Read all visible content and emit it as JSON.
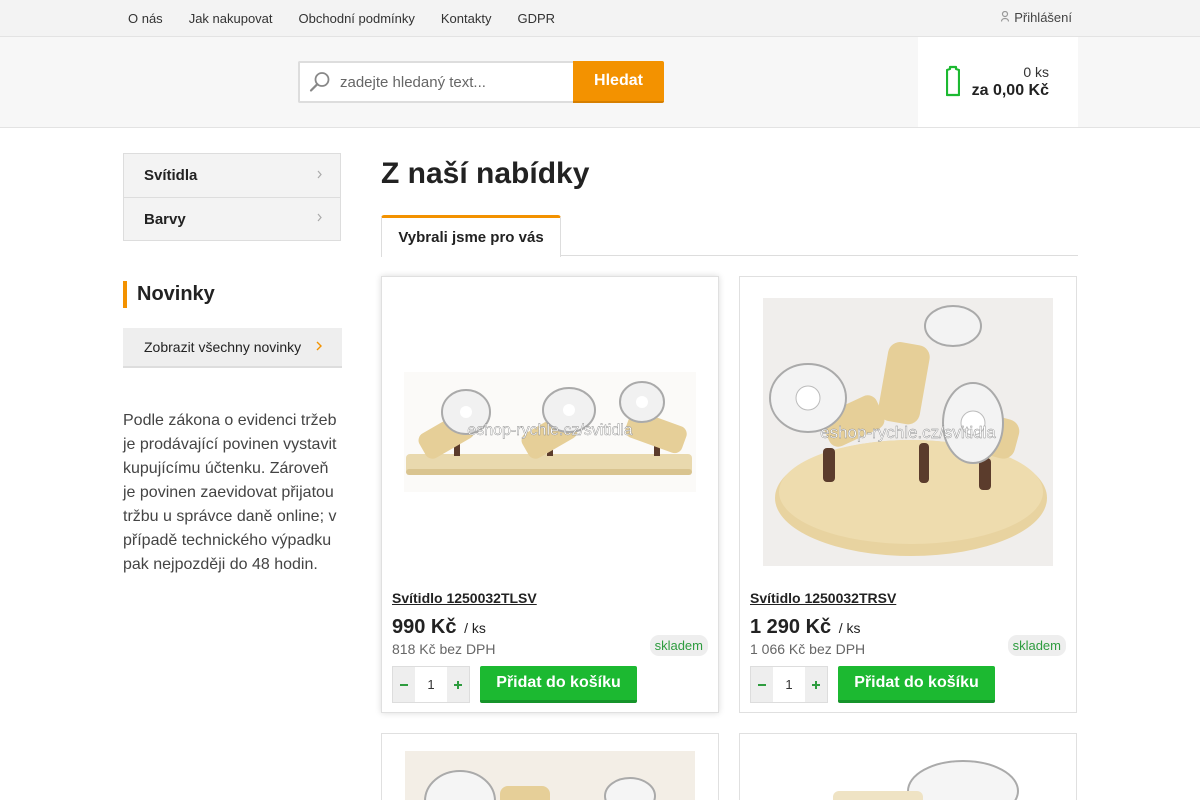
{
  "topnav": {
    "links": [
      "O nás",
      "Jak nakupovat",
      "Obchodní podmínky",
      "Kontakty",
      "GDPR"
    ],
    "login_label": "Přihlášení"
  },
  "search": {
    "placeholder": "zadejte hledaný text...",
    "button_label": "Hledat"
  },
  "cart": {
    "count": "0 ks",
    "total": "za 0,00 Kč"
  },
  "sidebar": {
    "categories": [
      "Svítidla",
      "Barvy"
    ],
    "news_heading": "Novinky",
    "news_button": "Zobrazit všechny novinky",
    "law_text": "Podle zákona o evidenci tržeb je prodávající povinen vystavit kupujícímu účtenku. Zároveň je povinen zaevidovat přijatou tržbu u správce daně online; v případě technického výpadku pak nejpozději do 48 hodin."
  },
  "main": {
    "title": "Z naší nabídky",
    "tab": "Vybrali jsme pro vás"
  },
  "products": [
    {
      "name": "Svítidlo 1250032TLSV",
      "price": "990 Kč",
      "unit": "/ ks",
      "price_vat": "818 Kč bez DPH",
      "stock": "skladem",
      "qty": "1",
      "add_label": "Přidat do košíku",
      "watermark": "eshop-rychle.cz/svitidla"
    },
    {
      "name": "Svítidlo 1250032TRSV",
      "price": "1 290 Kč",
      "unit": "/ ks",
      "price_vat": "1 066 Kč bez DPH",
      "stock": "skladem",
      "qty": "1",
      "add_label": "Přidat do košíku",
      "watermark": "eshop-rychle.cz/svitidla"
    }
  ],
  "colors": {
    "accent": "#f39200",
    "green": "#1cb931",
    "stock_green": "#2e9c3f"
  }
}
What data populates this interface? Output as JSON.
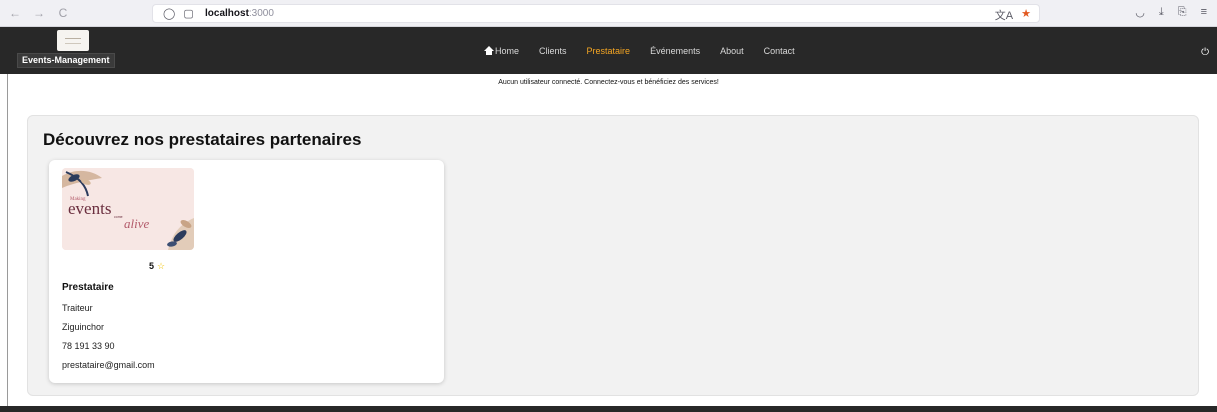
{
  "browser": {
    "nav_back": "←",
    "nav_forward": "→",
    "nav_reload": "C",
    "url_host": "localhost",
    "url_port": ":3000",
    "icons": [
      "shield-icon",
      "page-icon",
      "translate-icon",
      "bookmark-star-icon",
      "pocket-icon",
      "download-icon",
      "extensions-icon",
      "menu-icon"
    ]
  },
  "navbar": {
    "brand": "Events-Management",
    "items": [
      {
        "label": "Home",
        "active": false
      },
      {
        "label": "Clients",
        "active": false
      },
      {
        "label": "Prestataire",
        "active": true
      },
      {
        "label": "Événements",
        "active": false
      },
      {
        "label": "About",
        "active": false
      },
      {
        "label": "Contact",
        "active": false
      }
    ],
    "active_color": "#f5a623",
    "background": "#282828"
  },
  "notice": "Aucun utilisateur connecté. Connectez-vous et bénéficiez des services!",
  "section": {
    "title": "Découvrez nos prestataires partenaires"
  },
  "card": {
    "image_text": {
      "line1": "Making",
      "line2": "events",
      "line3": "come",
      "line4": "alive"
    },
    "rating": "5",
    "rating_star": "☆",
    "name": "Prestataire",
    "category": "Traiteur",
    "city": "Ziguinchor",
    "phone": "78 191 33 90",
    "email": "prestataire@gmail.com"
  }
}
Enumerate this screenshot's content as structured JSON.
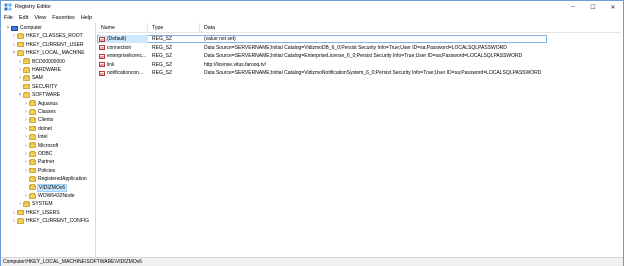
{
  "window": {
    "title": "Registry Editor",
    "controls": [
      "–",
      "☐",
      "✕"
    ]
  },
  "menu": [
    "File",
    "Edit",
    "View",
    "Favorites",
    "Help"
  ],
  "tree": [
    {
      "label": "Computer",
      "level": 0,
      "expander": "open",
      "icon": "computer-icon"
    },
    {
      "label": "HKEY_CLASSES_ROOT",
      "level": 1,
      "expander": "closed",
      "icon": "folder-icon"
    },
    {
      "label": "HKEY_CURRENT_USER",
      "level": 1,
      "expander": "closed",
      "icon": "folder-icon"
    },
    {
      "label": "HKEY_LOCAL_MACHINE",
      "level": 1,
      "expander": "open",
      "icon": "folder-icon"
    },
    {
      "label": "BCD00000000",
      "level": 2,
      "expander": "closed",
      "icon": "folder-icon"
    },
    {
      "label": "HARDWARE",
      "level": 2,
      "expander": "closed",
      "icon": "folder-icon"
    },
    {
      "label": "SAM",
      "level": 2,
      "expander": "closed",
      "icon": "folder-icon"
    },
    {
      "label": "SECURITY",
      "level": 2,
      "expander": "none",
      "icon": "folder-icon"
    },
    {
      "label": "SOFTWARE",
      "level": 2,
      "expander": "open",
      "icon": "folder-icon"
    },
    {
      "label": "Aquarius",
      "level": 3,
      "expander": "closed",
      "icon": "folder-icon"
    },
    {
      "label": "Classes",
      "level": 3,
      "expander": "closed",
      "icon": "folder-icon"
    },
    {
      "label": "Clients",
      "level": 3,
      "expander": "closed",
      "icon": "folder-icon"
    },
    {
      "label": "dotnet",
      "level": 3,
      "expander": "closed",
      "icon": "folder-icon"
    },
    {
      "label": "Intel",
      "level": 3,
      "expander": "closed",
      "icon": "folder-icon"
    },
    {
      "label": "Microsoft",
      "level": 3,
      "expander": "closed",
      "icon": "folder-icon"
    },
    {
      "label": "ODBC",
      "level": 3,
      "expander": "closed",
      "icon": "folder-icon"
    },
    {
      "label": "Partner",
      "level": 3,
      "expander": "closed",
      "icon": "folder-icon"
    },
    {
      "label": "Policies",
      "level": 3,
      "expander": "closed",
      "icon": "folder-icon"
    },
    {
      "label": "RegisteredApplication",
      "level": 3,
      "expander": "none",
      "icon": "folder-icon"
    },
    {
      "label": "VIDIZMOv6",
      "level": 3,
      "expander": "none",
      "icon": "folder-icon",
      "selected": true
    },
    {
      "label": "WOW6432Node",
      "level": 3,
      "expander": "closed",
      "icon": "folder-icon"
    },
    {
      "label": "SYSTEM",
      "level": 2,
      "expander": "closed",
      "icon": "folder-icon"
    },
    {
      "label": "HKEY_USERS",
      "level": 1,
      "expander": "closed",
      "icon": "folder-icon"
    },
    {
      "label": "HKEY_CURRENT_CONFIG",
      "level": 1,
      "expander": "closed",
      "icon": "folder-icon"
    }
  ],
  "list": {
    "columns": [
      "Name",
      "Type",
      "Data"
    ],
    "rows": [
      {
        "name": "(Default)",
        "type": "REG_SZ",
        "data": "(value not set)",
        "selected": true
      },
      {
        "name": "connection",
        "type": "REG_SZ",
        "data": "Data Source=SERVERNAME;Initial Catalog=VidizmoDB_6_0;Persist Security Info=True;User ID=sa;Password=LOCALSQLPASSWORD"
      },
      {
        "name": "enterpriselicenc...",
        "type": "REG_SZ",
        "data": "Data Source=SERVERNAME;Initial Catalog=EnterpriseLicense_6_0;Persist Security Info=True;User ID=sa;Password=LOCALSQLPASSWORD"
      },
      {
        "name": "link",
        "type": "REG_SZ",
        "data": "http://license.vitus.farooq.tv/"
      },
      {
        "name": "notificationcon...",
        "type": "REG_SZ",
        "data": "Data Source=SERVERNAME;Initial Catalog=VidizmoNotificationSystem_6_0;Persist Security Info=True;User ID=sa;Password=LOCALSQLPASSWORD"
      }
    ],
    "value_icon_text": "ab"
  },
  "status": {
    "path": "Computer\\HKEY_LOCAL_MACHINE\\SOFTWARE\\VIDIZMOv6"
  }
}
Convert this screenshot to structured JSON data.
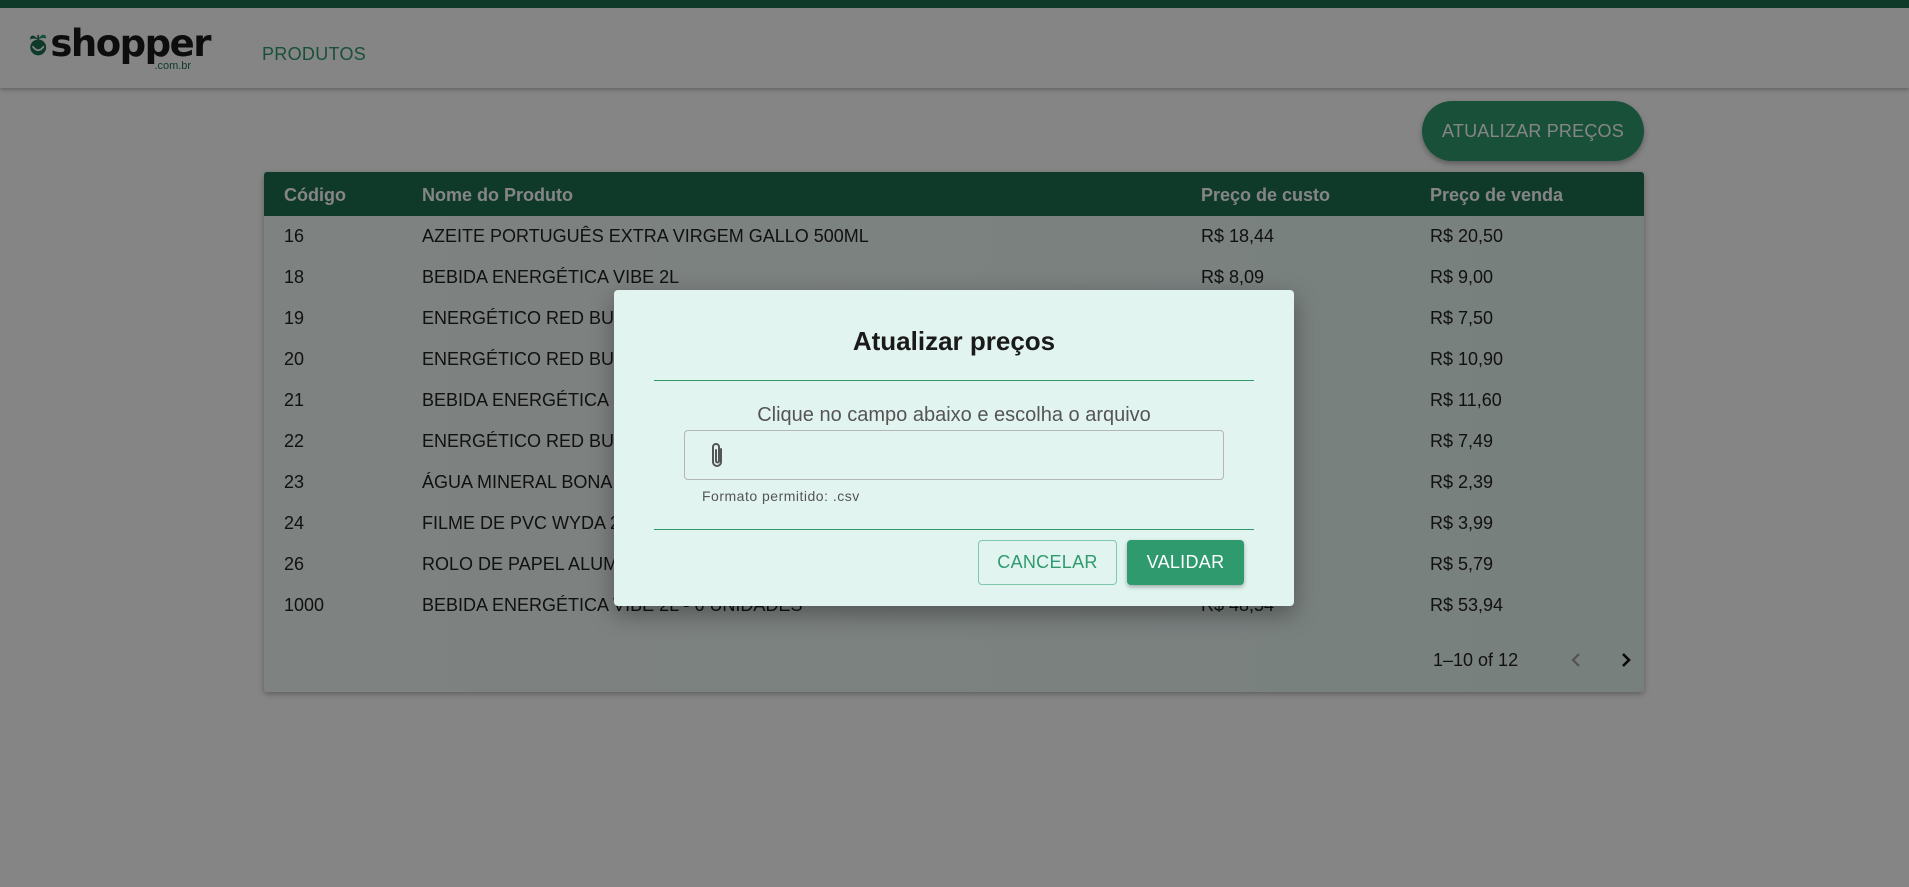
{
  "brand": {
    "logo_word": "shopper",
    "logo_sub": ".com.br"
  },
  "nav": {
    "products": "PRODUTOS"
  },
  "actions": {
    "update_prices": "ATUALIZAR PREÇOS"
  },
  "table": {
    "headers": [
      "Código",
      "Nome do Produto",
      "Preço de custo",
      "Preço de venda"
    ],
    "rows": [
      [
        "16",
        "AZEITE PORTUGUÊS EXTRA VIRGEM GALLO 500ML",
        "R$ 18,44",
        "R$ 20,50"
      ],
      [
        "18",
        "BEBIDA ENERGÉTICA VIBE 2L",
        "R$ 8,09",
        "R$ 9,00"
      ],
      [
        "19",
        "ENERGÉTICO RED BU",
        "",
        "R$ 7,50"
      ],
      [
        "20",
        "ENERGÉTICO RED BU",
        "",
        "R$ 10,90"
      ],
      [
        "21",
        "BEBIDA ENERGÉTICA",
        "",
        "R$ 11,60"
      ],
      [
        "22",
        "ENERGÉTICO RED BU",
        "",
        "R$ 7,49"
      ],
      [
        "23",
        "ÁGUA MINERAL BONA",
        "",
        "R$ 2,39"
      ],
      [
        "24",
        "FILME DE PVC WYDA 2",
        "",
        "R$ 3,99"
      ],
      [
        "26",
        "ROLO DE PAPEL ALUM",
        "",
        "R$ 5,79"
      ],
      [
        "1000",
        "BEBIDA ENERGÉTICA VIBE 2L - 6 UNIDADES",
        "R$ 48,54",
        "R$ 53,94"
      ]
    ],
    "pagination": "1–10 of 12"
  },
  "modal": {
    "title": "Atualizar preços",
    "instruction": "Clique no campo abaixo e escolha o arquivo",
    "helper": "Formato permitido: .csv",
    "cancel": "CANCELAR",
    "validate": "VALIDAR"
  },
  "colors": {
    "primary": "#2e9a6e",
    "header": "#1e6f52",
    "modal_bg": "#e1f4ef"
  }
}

Written exercise ::
Search the listing for the word "Source". Copy every line in which it occurs.

Task result ::
        "data": "Data Source=SERVERNAME;Initial Catalog=VidizmoDB_6_0;Persist Security Info=True;User ID=sa;Password=LOCALSQLPASSWORD"
        "data": "Data Source=SERVERNAME;Initial Catalog=EnterpriseLicense_6_0;Persist Security Info=True;User ID=sa;Password=LOCALSQLPASSWORD"
        "data": "Data Source=SERVERNAME;Initial Catalog=VidizmoNotificationSystem_6_0;Persist Security Info=True;User ID=sa;Password=LOCALSQLPASSWORD"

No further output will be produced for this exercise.